Requirement: Omit the pictures, please, and give each record below again exactly.
[Start]
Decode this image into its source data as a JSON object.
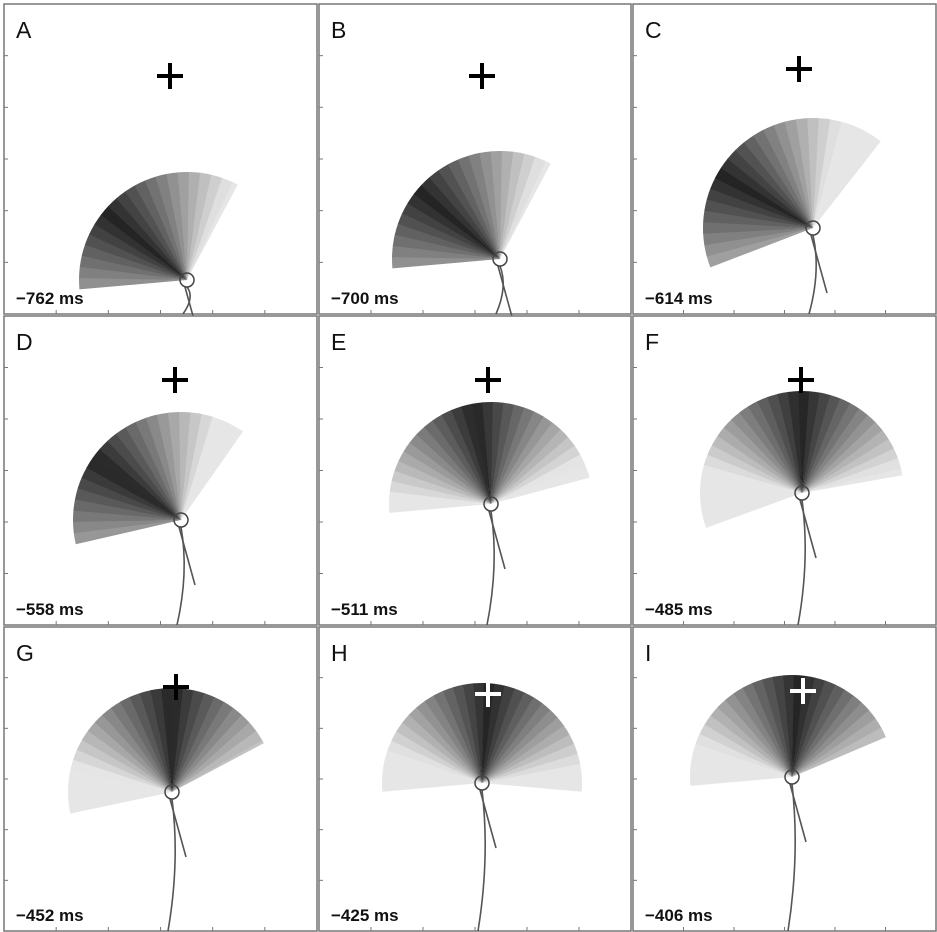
{
  "panels": [
    {
      "letter": "A",
      "time": "−762 ms"
    },
    {
      "letter": "B",
      "time": "−700 ms"
    },
    {
      "letter": "C",
      "time": "−614 ms"
    },
    {
      "letter": "D",
      "time": "−558 ms"
    },
    {
      "letter": "E",
      "time": "−511 ms"
    },
    {
      "letter": "F",
      "time": "−485 ms"
    },
    {
      "letter": "G",
      "time": "−452 ms"
    },
    {
      "letter": "H",
      "time": "−425 ms"
    },
    {
      "letter": "I",
      "time": "−406 ms"
    }
  ]
}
[End]
Task response:
Decode this image into its source data as a JSON object.
{
  "panels": [
    {
      "letter": "A",
      "time": "−762 ms"
    },
    {
      "letter": "B",
      "time": "−700 ms"
    },
    {
      "letter": "C",
      "time": "−614 ms"
    },
    {
      "letter": "D",
      "time": "−558 ms"
    },
    {
      "letter": "E",
      "time": "−511 ms"
    },
    {
      "letter": "F",
      "time": "−485 ms"
    },
    {
      "letter": "G",
      "time": "−452 ms"
    },
    {
      "letter": "H",
      "time": "−425 ms"
    },
    {
      "letter": "I",
      "time": "−406 ms"
    }
  ]
}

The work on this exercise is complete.